• Task prompt: Copy the records exactly. Include every line.
++++ Extracted records
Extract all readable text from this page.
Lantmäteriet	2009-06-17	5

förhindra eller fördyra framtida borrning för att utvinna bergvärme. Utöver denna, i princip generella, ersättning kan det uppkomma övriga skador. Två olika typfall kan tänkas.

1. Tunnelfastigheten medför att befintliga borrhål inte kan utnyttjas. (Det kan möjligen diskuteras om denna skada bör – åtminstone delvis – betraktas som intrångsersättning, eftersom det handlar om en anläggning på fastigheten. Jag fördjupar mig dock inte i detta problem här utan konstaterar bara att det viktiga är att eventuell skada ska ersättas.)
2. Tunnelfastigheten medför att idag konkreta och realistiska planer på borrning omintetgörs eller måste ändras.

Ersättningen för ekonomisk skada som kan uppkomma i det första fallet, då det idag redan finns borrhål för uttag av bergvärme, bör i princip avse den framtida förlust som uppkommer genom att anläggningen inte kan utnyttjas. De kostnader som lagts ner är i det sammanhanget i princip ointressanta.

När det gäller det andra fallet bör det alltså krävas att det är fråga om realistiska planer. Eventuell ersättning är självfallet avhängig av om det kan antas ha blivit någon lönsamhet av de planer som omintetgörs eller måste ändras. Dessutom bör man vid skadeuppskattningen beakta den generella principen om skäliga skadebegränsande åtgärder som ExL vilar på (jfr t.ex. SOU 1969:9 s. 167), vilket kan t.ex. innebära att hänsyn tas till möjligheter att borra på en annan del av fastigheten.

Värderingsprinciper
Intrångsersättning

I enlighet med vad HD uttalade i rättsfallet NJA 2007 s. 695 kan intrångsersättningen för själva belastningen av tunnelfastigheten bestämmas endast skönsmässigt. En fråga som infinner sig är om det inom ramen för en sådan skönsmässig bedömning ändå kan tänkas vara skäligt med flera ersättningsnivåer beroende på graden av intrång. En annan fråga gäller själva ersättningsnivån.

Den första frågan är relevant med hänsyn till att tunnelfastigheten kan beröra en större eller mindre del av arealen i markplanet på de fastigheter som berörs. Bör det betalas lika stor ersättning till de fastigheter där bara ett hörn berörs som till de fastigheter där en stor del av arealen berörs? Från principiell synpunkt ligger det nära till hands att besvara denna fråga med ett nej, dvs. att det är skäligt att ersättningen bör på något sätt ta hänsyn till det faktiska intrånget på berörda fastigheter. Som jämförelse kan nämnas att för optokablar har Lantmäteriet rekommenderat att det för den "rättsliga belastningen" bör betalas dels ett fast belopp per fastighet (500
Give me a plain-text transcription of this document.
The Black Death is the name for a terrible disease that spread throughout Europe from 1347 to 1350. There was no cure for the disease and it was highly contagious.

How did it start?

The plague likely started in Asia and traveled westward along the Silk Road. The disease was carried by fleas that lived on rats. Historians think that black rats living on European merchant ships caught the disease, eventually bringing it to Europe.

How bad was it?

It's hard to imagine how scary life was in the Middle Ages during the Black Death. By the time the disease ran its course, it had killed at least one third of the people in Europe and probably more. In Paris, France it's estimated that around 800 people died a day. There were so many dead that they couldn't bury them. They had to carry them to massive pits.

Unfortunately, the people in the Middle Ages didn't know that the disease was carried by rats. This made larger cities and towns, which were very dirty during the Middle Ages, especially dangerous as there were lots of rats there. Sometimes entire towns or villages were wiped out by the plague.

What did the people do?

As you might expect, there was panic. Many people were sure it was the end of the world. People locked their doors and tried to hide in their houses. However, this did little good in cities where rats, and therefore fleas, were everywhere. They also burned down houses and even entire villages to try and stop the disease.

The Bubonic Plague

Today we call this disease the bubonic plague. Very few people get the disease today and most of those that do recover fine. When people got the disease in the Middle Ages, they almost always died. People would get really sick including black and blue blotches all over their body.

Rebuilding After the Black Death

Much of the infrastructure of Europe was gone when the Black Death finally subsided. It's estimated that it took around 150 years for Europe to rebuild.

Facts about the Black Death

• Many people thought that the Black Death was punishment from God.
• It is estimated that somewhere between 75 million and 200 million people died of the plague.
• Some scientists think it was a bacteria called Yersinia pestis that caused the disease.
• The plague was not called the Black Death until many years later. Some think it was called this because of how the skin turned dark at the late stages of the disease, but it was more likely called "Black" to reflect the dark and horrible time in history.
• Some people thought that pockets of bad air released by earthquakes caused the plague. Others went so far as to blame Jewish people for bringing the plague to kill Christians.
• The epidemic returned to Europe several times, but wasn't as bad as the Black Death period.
++++++++
• Expected answer:
Extract all readable text from this page.
Lantmäteriet	2009-06-17	5

förhindra eller fördyra framtida borrning för att utvinna bergvärme. Utöver denna, i princip generella, ersättning kan det uppkomma övriga skador. Två olika typfall kan tänkas.

1. Tunnelfastigheten medför att befintliga borrhål inte kan utnyttjas. (Det kan möjligen diskuteras om denna skada bör – åtminstone delvis – betraktas som intrångsersättning, eftersom det handlar om en anläggning på fastigheten. Jag fördjupar mig dock inte i detta problem här utan konstaterar bara att det viktiga är att eventuell skada ska ersättas.)
2. Tunnelfastigheten medför att idag konkreta och realistiska planer på borrning omintetgörs eller måste ändras.

Ersättningen för ekonomisk skada som kan uppkomma i det första fallet, då det idag redan finns borrhål för uttag av bergvärme, bör i princip avse den framtida förlust som uppkommer genom att anläggningen inte kan utnyttjas. De kostnader som lagts ner är i det sammanhanget i princip ointressanta.

När det gäller det andra fallet bör det alltså krävas att det är fråga om realistiska planer. Eventuell ersättning är självfallet avhängig av om det kan antas ha blivit någon lönsamhet av de planer som omintetgörs eller måste ändras. Dessutom bör man vid skadeuppskattningen beakta den generella principen om skäliga skadebegränsande åtgärder som ExL vilar på (jfr t.ex. SOU 1969:9 s. 167), vilket kan t.ex. innebära att hänsyn tas till möjligheter att borra på en annan del av fastigheten.

Värderingsprinciper
Intrångsersättning

I enlighet med vad HD uttalade i rättsfallet NJA 2007 s. 695 kan intrångsersättningen för själva belastningen av tunnelfastigheten bestämmas endast skönsmässigt. En fråga som infinner sig är om det inom ramen för en sådan skönsmässig bedömning ändå kan tänkas vara skäligt med flera ersättningsnivåer beroende på graden av intrång. En annan fråga gäller själva ersättningsnivån.

Den första frågan är relevant med hänsyn till att tunnelfastigheten kan beröra en större eller mindre del av arealen i markplanet på de fastigheter som berörs. Bör det betalas lika stor ersättning till de fastigheter där bara ett hörn berörs som till de fastigheter där en stor del av arealen berörs? Från principiell synpunkt ligger det nära till hands att besvara denna fråga med ett nej, dvs. att det är skäligt att ersättningen bör på något sätt ta hänsyn till det faktiska intrånget på berörda fastigheter. Som jämförelse kan nämnas att för optokablar har Lantmäteriet rekommenderat att det för den "rättsliga belastningen" bör betalas dels ett fast belopp per fastighet (500
Give me a plain-text transcription of this document.
The Black Death is the name for a terrible disease that spread throughout Europe from 1347 to 1350. There was no cure for the disease and it was highly contagious.

How did it start?

The plague likely started in Asia and traveled westward along the Silk Road. The disease was carried by fleas that lived on rats. Historians think that black rats living on European merchant ships caught the disease, eventually bringing it to Europe.

How bad was it?

It's hard to imagine how scary life was in the Middle Ages during the Black Death. By the time the disease ran its course, it had killed at least one third of the people in Europe and probably more. In Paris, France it's estimated that around 800 people died a day. There were so many dead that they couldn't bury them. They had to carry them to massive pits.

Unfortunately, the people in the Middle Ages didn't know that the disease was carried by rats. This made larger cities and towns, which were very dirty during the Middle Ages, especially dangerous as there were lots of rats there. Sometimes entire towns or villages were wiped out by the plague.

What did the people do?

As you might expect, there was panic. Many people were sure it was the end of the world. People locked their doors and tried to hide in their houses. However, this did little good in cities where rats, and therefore fleas, were everywhere. They also burned down houses and even entire villages to try and stop the disease.

The Bubonic Plague

Today we call this disease the bubonic plague. Very few people get the disease today and most of those that do recover fine. When people got the disease in the Middle Ages, they almost always died. People would get really sick including black and blue blotches all over their body.

Rebuilding After the Black Death

Much of the infrastructure of Europe was gone when the Black Death finally subsided. It's estimated that it took around 150 years for Europe to rebuild.

Facts about the Black Death

• Many people thought that the Black Death was punishment from God.
• It is estimated that somewhere between 75 million and 200 million people died of the plague.
• Some scientists think it was a bacteria called Yersinia pestis that caused the disease.
• The plague was not called the Black Death until many years later. Some think it was called this because of how the skin turned dark at the late stages of the disease, but it was more likely called "Black" to reflect the dark and horrible time in history.
• Some people thought that pockets of bad air released by earthquakes caused the plague. Others went so far as to blame Jewish people for bringing the plague to kill Christians.
• The epidemic returned to Europe several times, but wasn't as bad as the Black Death period.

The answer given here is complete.